» **Exercise brief**: The records below are to be quoted in full; please keep every word exact.

[Information shown start]

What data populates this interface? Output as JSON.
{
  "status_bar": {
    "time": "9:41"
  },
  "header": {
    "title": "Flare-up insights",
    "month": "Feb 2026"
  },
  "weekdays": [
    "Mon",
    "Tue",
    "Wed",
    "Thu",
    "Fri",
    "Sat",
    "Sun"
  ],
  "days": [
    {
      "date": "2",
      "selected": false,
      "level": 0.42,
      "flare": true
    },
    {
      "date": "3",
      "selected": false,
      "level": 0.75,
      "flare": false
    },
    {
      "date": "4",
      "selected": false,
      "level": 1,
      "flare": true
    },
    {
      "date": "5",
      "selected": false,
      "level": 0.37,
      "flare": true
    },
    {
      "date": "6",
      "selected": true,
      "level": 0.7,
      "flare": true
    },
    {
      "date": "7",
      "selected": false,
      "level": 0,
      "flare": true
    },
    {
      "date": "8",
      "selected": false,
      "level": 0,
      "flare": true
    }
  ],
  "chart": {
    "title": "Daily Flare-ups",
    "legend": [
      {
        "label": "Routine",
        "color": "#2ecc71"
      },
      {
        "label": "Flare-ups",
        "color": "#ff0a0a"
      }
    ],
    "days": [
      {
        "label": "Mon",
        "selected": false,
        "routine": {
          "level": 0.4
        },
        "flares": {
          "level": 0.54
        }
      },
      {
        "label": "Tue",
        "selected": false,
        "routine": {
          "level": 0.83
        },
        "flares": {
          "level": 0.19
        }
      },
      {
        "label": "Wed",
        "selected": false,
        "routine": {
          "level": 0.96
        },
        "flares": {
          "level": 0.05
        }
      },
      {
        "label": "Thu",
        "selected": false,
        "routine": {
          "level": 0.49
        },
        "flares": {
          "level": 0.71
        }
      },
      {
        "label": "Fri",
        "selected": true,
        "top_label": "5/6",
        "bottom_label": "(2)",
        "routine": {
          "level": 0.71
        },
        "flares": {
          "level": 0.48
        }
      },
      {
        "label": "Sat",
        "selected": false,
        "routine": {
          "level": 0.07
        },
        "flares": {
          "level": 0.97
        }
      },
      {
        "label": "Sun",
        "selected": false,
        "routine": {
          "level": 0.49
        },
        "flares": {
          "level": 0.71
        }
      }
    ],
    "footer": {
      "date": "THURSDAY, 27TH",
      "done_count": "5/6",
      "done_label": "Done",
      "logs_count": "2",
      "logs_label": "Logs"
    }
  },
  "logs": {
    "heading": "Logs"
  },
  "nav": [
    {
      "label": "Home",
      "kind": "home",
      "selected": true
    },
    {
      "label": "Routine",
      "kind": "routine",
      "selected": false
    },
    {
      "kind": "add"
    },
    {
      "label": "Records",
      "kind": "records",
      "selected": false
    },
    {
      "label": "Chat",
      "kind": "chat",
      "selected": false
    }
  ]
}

[Information shown end]

» **Exercise answer**:
What data populates this interface? Output as JSON.
{
  "status_bar": {
    "time": "9:41"
  },
  "header": {
    "title": "Flare-up insights",
    "month": "Feb 2026"
  },
  "weekdays": [
    "Mon",
    "Tue",
    "Wed",
    "Thu",
    "Fri",
    "Sat",
    "Sun"
  ],
  "days": [
    {
      "date": "2",
      "selected": false,
      "level": 0.42,
      "flare": true
    },
    {
      "date": "3",
      "selected": false,
      "level": 0.75,
      "flare": false
    },
    {
      "date": "4",
      "selected": false,
      "level": 1,
      "flare": true
    },
    {
      "date": "5",
      "selected": false,
      "level": 0.37,
      "flare": true
    },
    {
      "date": "6",
      "selected": true,
      "level": 0.7,
      "flare": true
    },
    {
      "date": "7",
      "selected": false,
      "level": 0,
      "flare": true
    },
    {
      "date": "8",
      "selected": false,
      "level": 0,
      "flare": true
    }
  ],
  "chart": {
    "title": "Daily Flare-ups",
    "legend": [
      {
        "label": "Routine",
        "color": "#2ecc71"
      },
      {
        "label": "Flare-ups",
        "color": "#ff0a0a"
      }
    ],
    "days": [
      {
        "label": "Mon",
        "selected": false,
        "routine": {
          "level": 0.4
        },
        "flares": {
          "level": 0.54
        }
      },
      {
        "label": "Tue",
        "selected": false,
        "routine": {
          "level": 0.83
        },
        "flares": {
          "level": 0.19
        }
      },
      {
        "label": "Wed",
        "selected": false,
        "routine": {
          "level": 0.96
        },
        "flares": {
          "level": 0.05
        }
      },
      {
        "label": "Thu",
        "selected": false,
        "routine": {
          "level": 0.49
        },
        "flares": {
          "level": 0.71
        }
      },
      {
        "label": "Fri",
        "selected": true,
        "top_label": "5/6",
        "bottom_label": "(2)",
        "routine": {
          "level": 0.71
        },
        "flares": {
          "level": 0.48
        }
      },
      {
        "label": "Sat",
        "selected": false,
        "routine": {
          "level": 0.07
        },
        "flares": {
          "level": 0.97
        }
      },
      {
        "label": "Sun",
        "selected": false,
        "routine": {
          "level": 0.49
        },
        "flares": {
          "level": 0.71
        }
      }
    ],
    "footer": {
      "date": "THURSDAY, 27TH",
      "done_count": "5/6",
      "done_label": "Done",
      "logs_count": "2",
      "logs_label": "Logs"
    }
  },
  "logs": {
    "heading": "Logs"
  },
  "nav": [
    {
      "label": "Home",
      "kind": "home",
      "selected": true
    },
    {
      "label": "Routine",
      "kind": "routine",
      "selected": false
    },
    {
      "kind": "add"
    },
    {
      "label": "Records",
      "kind": "records",
      "selected": false
    },
    {
      "label": "Chat",
      "kind": "chat",
      "selected": false
    }
  ]
}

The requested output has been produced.